What needs to be done:
Write out the whole listing exactly as it stands.

Collected data entries:
--- BEGIN ---

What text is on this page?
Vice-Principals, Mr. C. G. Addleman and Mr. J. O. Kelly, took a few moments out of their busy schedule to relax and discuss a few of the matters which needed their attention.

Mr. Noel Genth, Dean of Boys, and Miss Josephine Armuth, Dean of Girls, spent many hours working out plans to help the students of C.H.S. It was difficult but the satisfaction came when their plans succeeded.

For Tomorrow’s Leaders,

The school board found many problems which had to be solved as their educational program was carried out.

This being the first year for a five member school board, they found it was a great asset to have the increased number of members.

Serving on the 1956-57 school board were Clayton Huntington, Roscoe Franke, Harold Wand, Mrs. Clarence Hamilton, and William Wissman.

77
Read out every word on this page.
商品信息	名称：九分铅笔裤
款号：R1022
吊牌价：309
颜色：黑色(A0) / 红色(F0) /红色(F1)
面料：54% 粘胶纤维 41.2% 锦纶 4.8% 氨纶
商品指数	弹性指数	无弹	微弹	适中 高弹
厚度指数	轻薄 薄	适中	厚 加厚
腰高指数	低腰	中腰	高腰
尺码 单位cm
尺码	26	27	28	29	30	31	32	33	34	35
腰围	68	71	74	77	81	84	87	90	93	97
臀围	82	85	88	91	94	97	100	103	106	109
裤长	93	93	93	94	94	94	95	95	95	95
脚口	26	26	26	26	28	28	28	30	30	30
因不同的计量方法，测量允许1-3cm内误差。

--- END ---

Response to the exercise:
What text is on this page?
Vice-Principals, Mr. C. G. Addleman and Mr. J. O. Kelly, took a few moments out of their busy schedule to relax and discuss a few of the matters which needed their attention.

Mr. Noel Genth, Dean of Boys, and Miss Josephine Armuth, Dean of Girls, spent many hours working out plans to help the students of C.H.S. It was difficult but the satisfaction came when their plans succeeded.

For Tomorrow’s Leaders,

The school board found many problems which had to be solved as their educational program was carried out.

This being the first year for a five member school board, they found it was a great asset to have the increased number of members.

Serving on the 1956-57 school board were Clayton Huntington, Roscoe Franke, Harold Wand, Mrs. Clarence Hamilton, and William Wissman.

77
Read out every word on this page.
商品信息	名称：九分铅笔裤
款号：R1022
吊牌价：309
颜色：黑色(A0) / 红色(F0) /红色(F1)
面料：54% 粘胶纤维 41.2% 锦纶 4.8% 氨纶
商品指数	弹性指数	无弹	微弹	适中 高弹
厚度指数	轻薄 薄	适中	厚 加厚
腰高指数	低腰	中腰	高腰
尺码 单位cm
尺码	26	27	28	29	30	31	32	33	34	35
腰围	68	71	74	77	81	84	87	90	93	97
臀围	82	85	88	91	94	97	100	103	106	109
裤长	93	93	93	94	94	94	95	95	95	95
脚口	26	26	26	26	28	28	28	30	30	30
因不同的计量方法，测量允许1-3cm内误差。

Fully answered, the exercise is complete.